• _Stated goal_
For the material that follows, list every line containing the word "this".

(Collected data)
"""

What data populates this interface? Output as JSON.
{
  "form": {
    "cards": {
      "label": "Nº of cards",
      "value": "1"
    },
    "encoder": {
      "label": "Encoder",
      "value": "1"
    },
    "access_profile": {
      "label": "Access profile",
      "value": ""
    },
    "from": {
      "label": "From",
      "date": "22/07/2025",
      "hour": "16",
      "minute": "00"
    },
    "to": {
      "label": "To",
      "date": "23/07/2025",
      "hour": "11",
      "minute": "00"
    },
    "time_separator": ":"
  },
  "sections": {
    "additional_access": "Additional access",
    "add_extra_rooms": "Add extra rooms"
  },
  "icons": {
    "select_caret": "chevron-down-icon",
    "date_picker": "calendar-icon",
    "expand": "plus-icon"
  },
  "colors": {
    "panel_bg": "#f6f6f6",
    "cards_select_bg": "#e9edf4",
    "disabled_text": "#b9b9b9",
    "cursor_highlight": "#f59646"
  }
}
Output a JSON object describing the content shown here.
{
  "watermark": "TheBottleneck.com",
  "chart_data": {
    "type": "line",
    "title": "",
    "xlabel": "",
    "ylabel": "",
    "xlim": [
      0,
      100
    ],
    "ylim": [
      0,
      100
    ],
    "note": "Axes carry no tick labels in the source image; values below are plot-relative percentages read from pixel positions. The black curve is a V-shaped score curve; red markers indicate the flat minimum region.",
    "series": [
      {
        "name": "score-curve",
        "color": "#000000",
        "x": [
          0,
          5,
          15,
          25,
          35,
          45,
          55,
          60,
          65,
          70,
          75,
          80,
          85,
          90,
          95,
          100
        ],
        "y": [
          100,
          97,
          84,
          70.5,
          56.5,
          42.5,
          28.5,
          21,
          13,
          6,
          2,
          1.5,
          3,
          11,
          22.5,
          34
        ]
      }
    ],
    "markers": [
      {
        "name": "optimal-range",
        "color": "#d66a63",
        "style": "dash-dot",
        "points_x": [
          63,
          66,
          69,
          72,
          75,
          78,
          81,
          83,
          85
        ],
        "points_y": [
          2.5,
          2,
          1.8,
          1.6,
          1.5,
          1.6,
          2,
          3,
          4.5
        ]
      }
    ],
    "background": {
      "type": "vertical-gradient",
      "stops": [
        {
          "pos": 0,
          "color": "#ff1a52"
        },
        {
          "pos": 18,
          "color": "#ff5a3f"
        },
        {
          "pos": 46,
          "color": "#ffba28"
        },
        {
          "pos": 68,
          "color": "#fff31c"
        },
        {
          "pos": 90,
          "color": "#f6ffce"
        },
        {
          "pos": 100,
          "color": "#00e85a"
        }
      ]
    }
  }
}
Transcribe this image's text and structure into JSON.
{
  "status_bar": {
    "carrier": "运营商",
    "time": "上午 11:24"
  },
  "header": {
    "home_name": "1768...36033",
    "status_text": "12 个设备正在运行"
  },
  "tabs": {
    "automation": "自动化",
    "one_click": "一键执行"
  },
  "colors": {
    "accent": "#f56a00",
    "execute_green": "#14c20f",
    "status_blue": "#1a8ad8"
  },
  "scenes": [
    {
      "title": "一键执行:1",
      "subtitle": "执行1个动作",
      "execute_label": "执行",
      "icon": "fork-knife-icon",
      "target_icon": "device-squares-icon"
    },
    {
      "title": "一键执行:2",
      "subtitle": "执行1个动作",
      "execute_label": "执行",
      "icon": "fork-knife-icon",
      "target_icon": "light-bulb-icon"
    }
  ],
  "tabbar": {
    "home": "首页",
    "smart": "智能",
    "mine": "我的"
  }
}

"""

• _Task answer_
What data populates this interface? Output as JSON.
Transcribe this image's text and structure into JSON.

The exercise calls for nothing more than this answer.